Problem requirements >> Please output the lines shown below exactly as they appear.

Items from a figure collection >>
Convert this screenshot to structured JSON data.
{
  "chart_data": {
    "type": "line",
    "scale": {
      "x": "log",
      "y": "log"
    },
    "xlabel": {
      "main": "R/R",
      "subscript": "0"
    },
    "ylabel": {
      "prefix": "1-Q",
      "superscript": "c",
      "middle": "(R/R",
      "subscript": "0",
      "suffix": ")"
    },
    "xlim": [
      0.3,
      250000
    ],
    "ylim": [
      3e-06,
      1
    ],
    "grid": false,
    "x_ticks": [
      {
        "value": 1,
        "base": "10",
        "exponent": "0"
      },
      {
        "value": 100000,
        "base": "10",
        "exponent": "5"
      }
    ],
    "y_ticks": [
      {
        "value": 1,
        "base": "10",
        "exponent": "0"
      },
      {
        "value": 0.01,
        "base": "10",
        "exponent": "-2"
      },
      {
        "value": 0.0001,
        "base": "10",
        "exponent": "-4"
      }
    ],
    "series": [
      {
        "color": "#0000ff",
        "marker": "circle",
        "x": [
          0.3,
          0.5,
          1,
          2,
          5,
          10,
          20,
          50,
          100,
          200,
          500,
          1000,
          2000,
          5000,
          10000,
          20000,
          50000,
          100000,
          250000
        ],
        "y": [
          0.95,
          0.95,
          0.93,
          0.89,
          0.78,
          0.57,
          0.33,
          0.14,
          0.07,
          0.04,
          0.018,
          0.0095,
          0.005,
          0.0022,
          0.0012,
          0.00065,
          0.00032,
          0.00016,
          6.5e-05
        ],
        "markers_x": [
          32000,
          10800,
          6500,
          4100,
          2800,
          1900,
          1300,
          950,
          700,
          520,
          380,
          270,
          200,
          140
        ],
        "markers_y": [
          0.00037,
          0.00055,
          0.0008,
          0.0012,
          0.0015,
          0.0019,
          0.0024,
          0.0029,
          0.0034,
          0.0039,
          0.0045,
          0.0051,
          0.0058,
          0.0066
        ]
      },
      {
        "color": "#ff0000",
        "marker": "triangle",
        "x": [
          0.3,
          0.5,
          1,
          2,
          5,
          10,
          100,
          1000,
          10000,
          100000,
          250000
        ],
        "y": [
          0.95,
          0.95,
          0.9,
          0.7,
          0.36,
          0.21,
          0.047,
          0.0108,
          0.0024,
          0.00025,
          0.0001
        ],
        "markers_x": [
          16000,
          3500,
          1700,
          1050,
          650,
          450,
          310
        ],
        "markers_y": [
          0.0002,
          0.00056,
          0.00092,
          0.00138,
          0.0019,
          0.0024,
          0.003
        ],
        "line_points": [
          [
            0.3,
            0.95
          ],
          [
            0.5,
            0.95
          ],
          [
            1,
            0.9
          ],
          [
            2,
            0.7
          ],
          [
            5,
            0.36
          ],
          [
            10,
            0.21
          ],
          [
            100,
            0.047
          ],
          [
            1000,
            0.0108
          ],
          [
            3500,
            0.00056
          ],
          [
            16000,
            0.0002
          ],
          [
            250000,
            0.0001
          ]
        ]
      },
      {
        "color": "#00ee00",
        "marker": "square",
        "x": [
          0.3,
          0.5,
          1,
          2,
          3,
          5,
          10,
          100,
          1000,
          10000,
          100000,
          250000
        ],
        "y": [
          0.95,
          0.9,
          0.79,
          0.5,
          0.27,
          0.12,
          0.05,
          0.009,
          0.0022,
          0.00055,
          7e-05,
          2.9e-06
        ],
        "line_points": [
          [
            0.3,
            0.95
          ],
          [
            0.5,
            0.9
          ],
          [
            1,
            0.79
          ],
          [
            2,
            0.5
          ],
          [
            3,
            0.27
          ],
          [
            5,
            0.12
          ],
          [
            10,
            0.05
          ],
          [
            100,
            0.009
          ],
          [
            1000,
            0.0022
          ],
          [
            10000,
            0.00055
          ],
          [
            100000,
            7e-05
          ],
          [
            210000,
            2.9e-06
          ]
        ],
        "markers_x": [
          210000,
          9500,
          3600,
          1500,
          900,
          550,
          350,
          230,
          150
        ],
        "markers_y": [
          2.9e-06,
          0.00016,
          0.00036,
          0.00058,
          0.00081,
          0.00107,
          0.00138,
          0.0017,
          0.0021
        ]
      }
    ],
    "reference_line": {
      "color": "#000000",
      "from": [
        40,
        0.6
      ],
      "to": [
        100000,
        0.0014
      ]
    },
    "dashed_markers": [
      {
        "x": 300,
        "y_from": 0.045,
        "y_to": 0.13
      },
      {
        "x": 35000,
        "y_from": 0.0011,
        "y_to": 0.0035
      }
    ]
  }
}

Solution for this exercise >>
Convert this screenshot to structured JSON data.
{
  "chart_data": {
    "type": "line",
    "scale": {
      "x": "log",
      "y": "log"
    },
    "xlabel": {
      "main": "R/R",
      "subscript": "0"
    },
    "ylabel": {
      "prefix": "1-Q",
      "superscript": "c",
      "middle": "(R/R",
      "subscript": "0",
      "suffix": ")"
    },
    "xlim": [
      0.3,
      250000
    ],
    "ylim": [
      3e-06,
      1
    ],
    "grid": false,
    "x_ticks": [
      {
        "value": 1,
        "base": "10",
        "exponent": "0"
      },
      {
        "value": 100000,
        "base": "10",
        "exponent": "5"
      }
    ],
    "y_ticks": [
      {
        "value": 1,
        "base": "10",
        "exponent": "0"
      },
      {
        "value": 0.01,
        "base": "10",
        "exponent": "-2"
      },
      {
        "value": 0.0001,
        "base": "10",
        "exponent": "-4"
      }
    ],
    "series": [
      {
        "color": "#0000ff",
        "marker": "circle",
        "x": [
          0.3,
          0.5,
          1,
          2,
          5,
          10,
          20,
          50,
          100,
          200,
          500,
          1000,
          2000,
          5000,
          10000,
          20000,
          50000,
          100000,
          250000
        ],
        "y": [
          0.95,
          0.95,
          0.93,
          0.89,
          0.78,
          0.57,
          0.33,
          0.14,
          0.07,
          0.04,
          0.018,
          0.0095,
          0.005,
          0.0022,
          0.0012,
          0.00065,
          0.00032,
          0.00016,
          6.5e-05
        ],
        "markers_x": [
          32000,
          10800,
          6500,
          4100,
          2800,
          1900,
          1300,
          950,
          700,
          520,
          380,
          270,
          200,
          140
        ],
        "markers_y": [
          0.00037,
          0.00055,
          0.0008,
          0.0012,
          0.0015,
          0.0019,
          0.0024,
          0.0029,
          0.0034,
          0.0039,
          0.0045,
          0.0051,
          0.0058,
          0.0066
        ]
      },
      {
        "color": "#ff0000",
        "marker": "triangle",
        "x": [
          0.3,
          0.5,
          1,
          2,
          5,
          10,
          100,
          1000,
          10000,
          100000,
          250000
        ],
        "y": [
          0.95,
          0.95,
          0.9,
          0.7,
          0.36,
          0.21,
          0.047,
          0.0108,
          0.0024,
          0.00025,
          0.0001
        ],
        "markers_x": [
          16000,
          3500,
          1700,
          1050,
          650,
          450,
          310
        ],
        "markers_y": [
          0.0002,
          0.00056,
          0.00092,
          0.00138,
          0.0019,
          0.0024,
          0.003
        ],
        "line_points": [
          [
            0.3,
            0.95
          ],
          [
            0.5,
            0.95
          ],
          [
            1,
            0.9
          ],
          [
            2,
            0.7
          ],
          [
            5,
            0.36
          ],
          [
            10,
            0.21
          ],
          [
            100,
            0.047
          ],
          [
            1000,
            0.0108
          ],
          [
            3500,
            0.00056
          ],
          [
            16000,
            0.0002
          ],
          [
            250000,
            0.0001
          ]
        ]
      },
      {
        "color": "#00ee00",
        "marker": "square",
        "x": [
          0.3,
          0.5,
          1,
          2,
          3,
          5,
          10,
          100,
          1000,
          10000,
          100000,
          250000
        ],
        "y": [
          0.95,
          0.9,
          0.79,
          0.5,
          0.27,
          0.12,
          0.05,
          0.009,
          0.0022,
          0.00055,
          7e-05,
          2.9e-06
        ],
        "line_points": [
          [
            0.3,
            0.95
          ],
          [
            0.5,
            0.9
          ],
          [
            1,
            0.79
          ],
          [
            2,
            0.5
          ],
          [
            3,
            0.27
          ],
          [
            5,
            0.12
          ],
          [
            10,
            0.05
          ],
          [
            100,
            0.009
          ],
          [
            1000,
            0.0022
          ],
          [
            10000,
            0.00055
          ],
          [
            100000,
            7e-05
          ],
          [
            210000,
            2.9e-06
          ]
        ],
        "markers_x": [
          210000,
          9500,
          3600,
          1500,
          900,
          550,
          350,
          230,
          150
        ],
        "markers_y": [
          2.9e-06,
          0.00016,
          0.00036,
          0.00058,
          0.00081,
          0.00107,
          0.00138,
          0.0017,
          0.0021
        ]
      }
    ],
    "reference_line": {
      "color": "#000000",
      "from": [
        40,
        0.6
      ],
      "to": [
        100000,
        0.0014
      ]
    },
    "dashed_markers": [
      {
        "x": 300,
        "y_from": 0.045,
        "y_to": 0.13
      },
      {
        "x": 35000,
        "y_from": 0.0011,
        "y_to": 0.0035
      }
    ]
  }
}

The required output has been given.